#### [Data for processing]
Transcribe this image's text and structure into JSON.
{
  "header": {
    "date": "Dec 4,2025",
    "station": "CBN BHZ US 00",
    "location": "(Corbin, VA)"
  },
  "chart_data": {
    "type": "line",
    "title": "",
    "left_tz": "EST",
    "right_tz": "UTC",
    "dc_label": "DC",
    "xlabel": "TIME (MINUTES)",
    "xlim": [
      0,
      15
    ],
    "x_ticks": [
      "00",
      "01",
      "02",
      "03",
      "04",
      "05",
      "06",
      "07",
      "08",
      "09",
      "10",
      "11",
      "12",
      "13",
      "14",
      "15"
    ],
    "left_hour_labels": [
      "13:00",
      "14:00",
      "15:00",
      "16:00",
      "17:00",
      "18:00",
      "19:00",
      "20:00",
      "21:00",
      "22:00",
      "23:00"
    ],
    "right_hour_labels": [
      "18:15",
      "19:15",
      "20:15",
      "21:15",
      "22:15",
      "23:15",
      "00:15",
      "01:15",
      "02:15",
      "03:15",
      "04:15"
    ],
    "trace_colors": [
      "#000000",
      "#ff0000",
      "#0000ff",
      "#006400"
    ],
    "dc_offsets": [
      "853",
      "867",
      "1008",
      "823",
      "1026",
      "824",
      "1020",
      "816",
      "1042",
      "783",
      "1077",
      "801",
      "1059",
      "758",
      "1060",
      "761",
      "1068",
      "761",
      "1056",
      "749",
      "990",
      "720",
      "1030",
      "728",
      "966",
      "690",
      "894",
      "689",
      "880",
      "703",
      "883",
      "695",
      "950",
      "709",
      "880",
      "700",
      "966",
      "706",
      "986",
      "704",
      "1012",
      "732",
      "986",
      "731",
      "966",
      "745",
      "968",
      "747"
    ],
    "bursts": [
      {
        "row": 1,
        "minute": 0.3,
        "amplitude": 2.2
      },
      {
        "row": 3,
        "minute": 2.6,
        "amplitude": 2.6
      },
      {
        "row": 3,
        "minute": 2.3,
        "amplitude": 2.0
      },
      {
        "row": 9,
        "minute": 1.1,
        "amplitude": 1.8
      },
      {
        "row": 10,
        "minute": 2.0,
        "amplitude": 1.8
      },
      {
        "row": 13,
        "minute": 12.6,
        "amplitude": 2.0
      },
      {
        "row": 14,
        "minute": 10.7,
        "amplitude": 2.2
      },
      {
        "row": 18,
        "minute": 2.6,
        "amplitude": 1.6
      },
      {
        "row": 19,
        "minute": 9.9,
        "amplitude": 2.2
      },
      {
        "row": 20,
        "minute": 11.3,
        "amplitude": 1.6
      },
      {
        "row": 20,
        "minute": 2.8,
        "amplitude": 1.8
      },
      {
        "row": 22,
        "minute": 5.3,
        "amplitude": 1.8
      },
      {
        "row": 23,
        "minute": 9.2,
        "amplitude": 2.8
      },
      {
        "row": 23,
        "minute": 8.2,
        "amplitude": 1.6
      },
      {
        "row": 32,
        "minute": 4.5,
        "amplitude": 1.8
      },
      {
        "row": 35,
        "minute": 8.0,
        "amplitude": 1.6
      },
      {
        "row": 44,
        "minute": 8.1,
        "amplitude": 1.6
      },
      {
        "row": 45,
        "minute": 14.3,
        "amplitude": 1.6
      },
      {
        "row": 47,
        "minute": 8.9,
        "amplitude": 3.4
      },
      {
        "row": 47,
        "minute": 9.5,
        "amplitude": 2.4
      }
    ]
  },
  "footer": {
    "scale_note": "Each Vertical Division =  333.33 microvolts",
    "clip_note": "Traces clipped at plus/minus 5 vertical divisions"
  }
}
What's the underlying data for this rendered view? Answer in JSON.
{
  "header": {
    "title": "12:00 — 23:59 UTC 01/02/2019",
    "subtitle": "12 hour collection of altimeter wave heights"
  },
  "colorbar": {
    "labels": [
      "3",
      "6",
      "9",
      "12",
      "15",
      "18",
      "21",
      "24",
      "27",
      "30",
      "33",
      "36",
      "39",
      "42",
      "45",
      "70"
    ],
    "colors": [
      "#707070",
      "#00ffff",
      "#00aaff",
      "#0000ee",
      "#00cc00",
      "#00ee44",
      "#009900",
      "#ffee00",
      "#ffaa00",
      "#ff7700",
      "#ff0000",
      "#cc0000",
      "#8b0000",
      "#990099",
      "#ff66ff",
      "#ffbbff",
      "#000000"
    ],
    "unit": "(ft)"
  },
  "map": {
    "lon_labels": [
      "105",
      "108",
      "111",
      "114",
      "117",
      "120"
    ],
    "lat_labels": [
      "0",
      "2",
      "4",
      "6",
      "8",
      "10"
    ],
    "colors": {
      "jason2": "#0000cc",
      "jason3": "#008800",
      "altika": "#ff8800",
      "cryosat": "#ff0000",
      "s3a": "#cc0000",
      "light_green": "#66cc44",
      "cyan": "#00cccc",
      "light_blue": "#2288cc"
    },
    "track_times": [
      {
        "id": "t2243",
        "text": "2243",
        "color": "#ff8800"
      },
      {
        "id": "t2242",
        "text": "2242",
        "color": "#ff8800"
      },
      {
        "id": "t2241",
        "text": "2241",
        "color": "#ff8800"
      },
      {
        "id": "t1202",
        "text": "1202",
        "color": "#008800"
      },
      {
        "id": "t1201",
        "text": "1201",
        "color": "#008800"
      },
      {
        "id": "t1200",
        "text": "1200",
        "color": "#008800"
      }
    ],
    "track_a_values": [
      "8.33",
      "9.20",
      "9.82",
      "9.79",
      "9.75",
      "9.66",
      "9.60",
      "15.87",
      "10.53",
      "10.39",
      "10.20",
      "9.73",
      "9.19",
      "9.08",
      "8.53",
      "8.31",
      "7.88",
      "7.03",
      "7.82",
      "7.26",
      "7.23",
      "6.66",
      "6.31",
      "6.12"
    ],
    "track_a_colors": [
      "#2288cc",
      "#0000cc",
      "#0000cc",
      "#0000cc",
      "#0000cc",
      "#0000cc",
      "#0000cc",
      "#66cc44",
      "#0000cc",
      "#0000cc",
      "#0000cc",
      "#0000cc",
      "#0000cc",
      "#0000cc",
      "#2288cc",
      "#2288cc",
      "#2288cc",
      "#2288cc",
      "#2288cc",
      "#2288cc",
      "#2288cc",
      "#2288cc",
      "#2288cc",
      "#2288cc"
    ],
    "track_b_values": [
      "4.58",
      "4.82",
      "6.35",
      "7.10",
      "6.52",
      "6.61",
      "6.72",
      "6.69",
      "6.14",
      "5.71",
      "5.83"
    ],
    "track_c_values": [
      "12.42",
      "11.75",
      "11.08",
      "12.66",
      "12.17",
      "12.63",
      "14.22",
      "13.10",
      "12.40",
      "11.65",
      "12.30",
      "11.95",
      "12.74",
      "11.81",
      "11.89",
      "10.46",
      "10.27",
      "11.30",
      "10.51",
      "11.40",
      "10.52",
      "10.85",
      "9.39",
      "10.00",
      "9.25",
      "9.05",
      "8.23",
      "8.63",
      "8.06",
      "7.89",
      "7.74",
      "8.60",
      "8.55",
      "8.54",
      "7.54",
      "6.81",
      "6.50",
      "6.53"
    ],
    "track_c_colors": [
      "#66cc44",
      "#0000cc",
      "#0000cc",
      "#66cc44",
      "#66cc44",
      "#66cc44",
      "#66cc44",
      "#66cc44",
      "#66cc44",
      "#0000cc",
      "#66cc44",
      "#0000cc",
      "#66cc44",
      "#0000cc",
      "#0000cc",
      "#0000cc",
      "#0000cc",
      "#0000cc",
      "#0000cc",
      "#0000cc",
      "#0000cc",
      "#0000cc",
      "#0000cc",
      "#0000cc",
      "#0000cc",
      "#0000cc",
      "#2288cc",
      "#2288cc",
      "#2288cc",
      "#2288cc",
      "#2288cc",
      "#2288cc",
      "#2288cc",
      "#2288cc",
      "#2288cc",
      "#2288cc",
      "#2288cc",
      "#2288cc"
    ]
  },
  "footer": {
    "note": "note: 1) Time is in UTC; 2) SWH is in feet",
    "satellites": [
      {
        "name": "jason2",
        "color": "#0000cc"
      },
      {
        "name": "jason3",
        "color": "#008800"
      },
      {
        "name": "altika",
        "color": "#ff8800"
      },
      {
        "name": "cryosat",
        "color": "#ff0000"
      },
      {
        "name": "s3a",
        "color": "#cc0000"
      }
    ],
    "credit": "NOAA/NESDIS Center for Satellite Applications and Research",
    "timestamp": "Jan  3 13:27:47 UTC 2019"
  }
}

#### [What to produce]
In the data above, tally the lines holding "text" and answer with the figure only.

#### [Solution for this problem]
7